** START OF Raw data **
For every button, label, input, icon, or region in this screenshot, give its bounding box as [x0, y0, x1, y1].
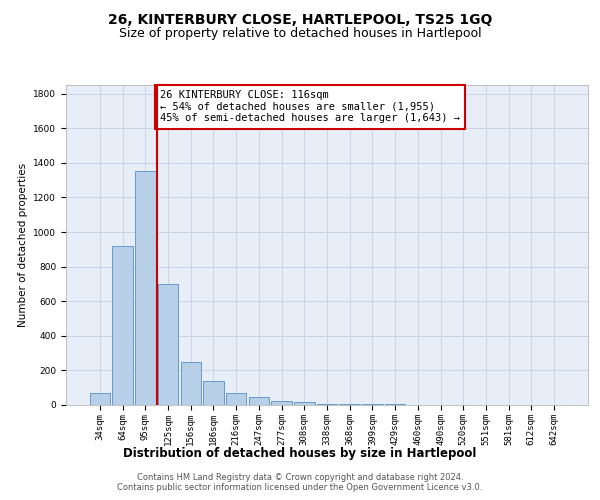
Text: Contains HM Land Registry data © Crown copyright and database right 2024.
Contai: Contains HM Land Registry data © Crown c…	[118, 473, 482, 492]
Bar	[135, 172, 155, 405]
Text: 26, KINTERBURY CLOSE, HARTLEPOOL, TS25 1GQ: 26, KINTERBURY CLOSE, HARTLEPOOL, TS25 1…	[108, 12, 492, 26]
Bar	[385, 404, 406, 405]
Text: Distribution of detached houses by size in Hartlepool: Distribution of detached houses by size …	[124, 448, 476, 460]
Y-axis label: Number of detached properties: Number of detached properties	[18, 163, 28, 327]
Bar	[317, 404, 337, 405]
Bar	[362, 404, 383, 405]
Bar	[158, 284, 178, 405]
Bar	[226, 393, 247, 405]
Bar	[340, 404, 360, 405]
Bar	[203, 381, 224, 405]
Bar	[90, 393, 110, 405]
Bar	[181, 362, 201, 405]
Bar	[294, 402, 314, 405]
Bar	[248, 397, 269, 405]
Bar	[112, 246, 133, 405]
Bar	[271, 400, 292, 405]
Text: Size of property relative to detached houses in Hartlepool: Size of property relative to detached ho…	[119, 28, 481, 40]
Text: 26 KINTERBURY CLOSE: 116sqm
← 54% of detached houses are smaller (1,955)
45% of : 26 KINTERBURY CLOSE: 116sqm ← 54% of det…	[160, 90, 460, 124]
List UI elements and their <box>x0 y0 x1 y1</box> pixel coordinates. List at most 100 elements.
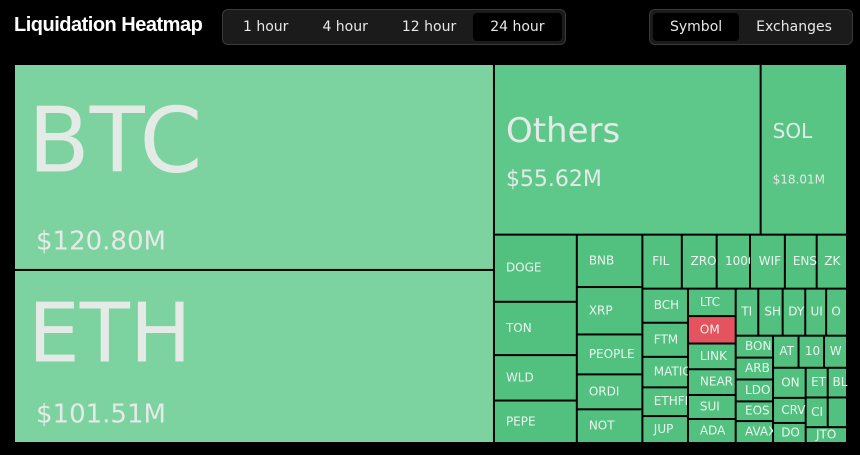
tile <box>687 394 736 419</box>
tile <box>735 379 774 402</box>
tile <box>642 387 688 417</box>
tile-label: BTC <box>28 88 202 193</box>
tab[interactable]: 1 hour <box>243 19 289 35</box>
tile-label: WIF <box>759 254 781 268</box>
tile <box>642 416 688 444</box>
tile-label: BON <box>745 339 771 353</box>
tile-label: TI <box>740 305 752 319</box>
tile <box>14 269 494 443</box>
tile-label: BNB <box>589 253 614 267</box>
tile <box>805 427 848 443</box>
tile-label: FIL <box>652 254 669 268</box>
tile-label: CRV <box>781 403 806 417</box>
tile-label: BCH <box>654 298 679 312</box>
time-tabs: 1 hour 4 hour 12 hour 24 hour <box>222 9 566 45</box>
tile-label: ORDI <box>589 384 620 398</box>
tile <box>576 287 643 335</box>
tile-label: ZRO <box>691 254 717 268</box>
tile <box>824 335 848 368</box>
tile-label: ON <box>781 375 799 389</box>
tile-value: $120.80M <box>36 226 166 256</box>
tile-label: DY <box>788 305 805 319</box>
tile <box>773 397 806 423</box>
tile <box>14 64 494 270</box>
tile-label: NOT <box>589 419 615 433</box>
tile <box>735 357 774 380</box>
tile-label: DOGE <box>506 261 542 275</box>
tile-label: W <box>830 344 842 358</box>
tile-label: FTM <box>654 332 678 346</box>
tab[interactable]: 12 hour <box>401 19 457 35</box>
tile <box>735 401 774 422</box>
tab[interactable]: Symbol <box>653 13 740 41</box>
tile-label: ARB <box>745 361 770 375</box>
tile-label: PEPE <box>506 414 536 428</box>
tile <box>816 234 847 289</box>
tile <box>687 288 736 317</box>
tile <box>493 301 577 356</box>
tile <box>576 234 643 288</box>
tile <box>576 334 643 375</box>
tile <box>773 335 799 368</box>
tile-label: WLD <box>506 370 534 384</box>
tile <box>687 343 736 370</box>
tile-label: TON <box>505 321 532 335</box>
tile-label: Others <box>506 111 620 151</box>
tile <box>716 234 751 289</box>
tile-label: ETHFI <box>654 394 688 408</box>
tile <box>826 288 847 336</box>
tile <box>642 234 682 289</box>
tile-value: $55.62M <box>506 167 602 192</box>
tile <box>687 316 736 344</box>
tile-label: AVAX <box>745 425 776 439</box>
tile-label: ZK <box>824 254 841 268</box>
tile-label: SOL <box>773 119 813 143</box>
tile <box>687 369 736 395</box>
tile-label: PEOPLE <box>589 347 635 361</box>
tile-label: OM <box>700 322 720 336</box>
tile-label: SUI <box>700 399 720 413</box>
tile-label: EOS <box>745 404 770 418</box>
tile <box>760 64 847 235</box>
tile <box>493 400 577 444</box>
tile-label: ADA <box>700 423 726 437</box>
tile-label: 1000 <box>725 254 756 268</box>
tile-label: DO <box>781 425 800 439</box>
tile-label: ET <box>811 375 827 389</box>
tile <box>735 335 774 358</box>
tile <box>493 355 577 401</box>
tile <box>576 409 643 444</box>
tile-label: LINK <box>700 349 728 363</box>
tile-label: 10 <box>805 344 820 358</box>
tab[interactable]: 24 hour <box>473 13 562 41</box>
tile <box>735 288 759 336</box>
tile <box>827 367 848 398</box>
tile-label: JUP <box>653 422 674 436</box>
tile <box>642 356 688 388</box>
tile <box>750 234 785 289</box>
tile <box>576 374 643 410</box>
tile-value: $101.51M <box>36 400 166 430</box>
tab[interactable]: Exchanges <box>756 19 832 35</box>
tile-label: AT <box>779 344 794 358</box>
tile <box>798 335 825 368</box>
tile <box>493 64 761 235</box>
tab[interactable]: 4 hour <box>322 19 368 35</box>
tile <box>773 367 806 398</box>
tile-label: ENS <box>793 254 817 268</box>
tile-label: LTC <box>700 295 720 309</box>
tile-value: $18.01M <box>773 173 825 187</box>
tile <box>642 322 688 357</box>
tile-label: UI <box>810 305 822 319</box>
tile-label: SH <box>764 305 781 319</box>
tile-label: LDO <box>745 383 770 397</box>
tile <box>805 397 828 428</box>
tile-label: XRP <box>589 303 613 317</box>
tile <box>805 288 827 336</box>
view-tabs: Symbol Exchanges <box>649 9 853 45</box>
tile <box>681 234 717 289</box>
tile <box>758 288 783 336</box>
tile <box>493 234 577 302</box>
** END OF Raw data **
Objective:
Arrange every line of the listing above as a numbered list, skipping blank lines and leaving out the pictures.

Result below:
1. For every button, label, input, icon, or region in this screenshot, give its bounding box as [x0, y0, x1, y1].
2. Text: Contains HM Land Registry data © Crown copyright and database right 2024.
3. Contai: Contains HM Land Registry data © Crown c…	[118, 473, 482, 492]
4. Bar	[135, 172, 155, 405]
5. Text: 26, KINTERBURY CLOSE, HARTLEPOOL, TS25 1GQ: 26, KINTERBURY CLOSE, HARTLEPOOL, TS25 1…	[108, 12, 492, 26]
6. Bar	[385, 404, 406, 405]
7. Text: Distribution of detached houses by size in Hartlepool: Distribution of detached houses by size …	[124, 448, 476, 460]
8. Y-axis label: Number of detached properties: Number of detached properties	[18, 163, 28, 327]
9. Bar	[317, 404, 337, 405]
10. Bar	[362, 404, 383, 405]
11. Bar	[158, 284, 178, 405]
12. Bar	[226, 393, 247, 405]
13. Bar	[340, 404, 360, 405]
14. Bar	[203, 381, 224, 405]
15. Bar	[90, 393, 110, 405]
16. Bar	[181, 362, 201, 405]
17. Bar	[294, 402, 314, 405]
18. Bar	[248, 397, 269, 405]
19. Bar	[112, 246, 133, 405]
20. Bar	[271, 400, 292, 405]
21. Text: Size of property relative to detached houses in Hartlepool: Size of property relative to detached ho…	[119, 28, 481, 40]
22. Text: 26 KINTERBURY CLOSE: 116sqm
23. ← 54% of detached houses are smaller (1,955)
24. 45% of : 26 KINTERBURY CLOSE: 116sqm ← 54% of det…	[160, 90, 460, 124]
25. List UI elements and their <box>x0 y0 x1 y1</box> pixel coordinates. List at most 100 elements.
26. tile <box>687 394 736 419</box>
27. tile <box>735 379 774 402</box>
28. tile <box>642 387 688 417</box>
29. tile-label: BTC <box>28 88 202 193</box>
30. tab[interactable]: 1 hour <box>243 19 289 35</box>
31. tile-label: WIF <box>759 254 781 268</box>
32. tile <box>642 416 688 444</box>
33. tile-label: BON <box>745 339 771 353</box>
34. tile-label: TI <box>740 305 752 319</box>
35. tile <box>14 269 494 443</box>
36. tile-label: BNB <box>589 253 614 267</box>
37. tile <box>805 427 848 443</box>
38. tile-label: FIL <box>652 254 669 268</box>
39. tile-label: CRV <box>781 403 806 417</box>
40. tile-label: BCH <box>654 298 679 312</box>
41. time-tabs: 1 hour 4 hour 12 hour 24 hour <box>222 9 566 45</box>
42. tile-label: ORDI <box>589 384 620 398</box>
43. tile <box>576 287 643 335</box>
44. tile-label: ZRO <box>691 254 717 268</box>
45. tile <box>824 335 848 368</box>
46. tile-label: ON <box>781 375 799 389</box>
47. tile-value: $120.80M <box>36 226 166 256</box>
48. tile-label: DY <box>788 305 805 319</box>
49. tile <box>773 397 806 423</box>
50. tile <box>14 64 494 270</box>
51. tile-label: NOT <box>589 419 615 433</box>
52. tile <box>735 357 774 380</box>
53. tile-label: DOGE <box>506 261 542 275</box>
54. tile-label: W <box>830 344 842 358</box>
55. tile-label: FTM <box>654 332 678 346</box>
56. tab[interactable]: 12 hour <box>401 19 457 35</box>
57. tile <box>735 401 774 422</box>
58. tab[interactable]: Symbol <box>653 13 740 41</box>
59. tile-label: ARB <box>745 361 770 375</box>
60. tile-label: PEPE <box>506 414 536 428</box>
61. tile <box>816 234 847 289</box>
62. tile <box>687 288 736 317</box>
63. tile <box>493 301 577 356</box>
64. tile <box>576 234 643 288</box>
65. tile <box>576 334 643 375</box>
66. tile <box>773 335 799 368</box>
67. tile-label: WLD <box>506 370 534 384</box>
68. tile <box>687 343 736 370</box>
69. tile-label: TON <box>505 321 532 335</box>
70. tile-label: Others <box>506 111 620 151</box>
71. tile <box>716 234 751 289</box>
72. tile-label: ETHFI <box>654 394 688 408</box>
73. tile <box>826 288 847 336</box>
74. tile <box>642 234 682 289</box>
75. tile-value: $55.62M <box>506 167 602 192</box>
76. tile <box>687 316 736 344</box>
77. tile-label: AVAX <box>745 425 776 439</box>
78. tile-label: ZK <box>824 254 841 268</box>
79. tile-label: SOL <box>773 119 813 143</box>
80. tile <box>687 369 736 395</box>
81. tile-label: PEOPLE <box>589 347 635 361</box>
82. tile-label: OM <box>700 322 720 336</box>
83. tile-label: SUI <box>700 399 720 413</box>
84. tile-label: EOS <box>745 404 770 418</box>
85. tile <box>760 64 847 235</box>
86. tile <box>493 400 577 444</box>
87. tile-label: ADA <box>700 423 726 437</box>
88. tile-label: 1000 <box>725 254 756 268</box>
89. tile-label: DO <box>781 425 800 439</box>
90. tile-label: ET <box>811 375 827 389</box>
91. tile <box>735 335 774 358</box>
92. tile <box>493 355 577 401</box>
93. tile <box>576 409 643 444</box>
94. tile-label: LINK <box>700 349 728 363</box>
95. tile-label: 10 <box>805 344 820 358</box>
96. tab[interactable]: 24 hour <box>473 13 562 41</box>
97. tile <box>735 288 759 336</box>
98. tile <box>827 367 848 398</box>
99. tile-label: JUP <box>653 422 674 436</box>
100. tile <box>642 356 688 388</box>
101. tile <box>750 234 785 289</box>
102. tile <box>576 374 643 410</box>
103. tile-value: $101.51M <box>36 400 166 430</box>
104. tab[interactable]: Exchanges <box>756 19 832 35</box>
105. tile-label: AT <box>779 344 794 358</box>
106. tile <box>798 335 825 368</box>
107. tile <box>493 64 761 235</box>
108. tab[interactable]: 4 hour <box>322 19 368 35</box>
109. tile <box>773 367 806 398</box>
110. tile-label: ENS <box>793 254 817 268</box>
111. tile-label: LTC <box>700 295 720 309</box>
112. tile-value: $18.01M <box>773 173 825 187</box>
113. tile <box>642 322 688 357</box>
114. tile-label: UI <box>810 305 822 319</box>
115. tile-label: SH <box>764 305 781 319</box>
116. tile-label: LDO <box>745 383 770 397</box>
117. tile <box>805 397 828 428</box>
118. tile-label: XRP <box>589 303 613 317</box>
119. tile <box>805 288 827 336</box>
120. view-tabs: Symbol Exchanges <box>649 9 853 45</box>
121. tile <box>681 234 717 289</box>
122. tile <box>758 288 783 336</box>
123. tile <box>493 234 577 302</box>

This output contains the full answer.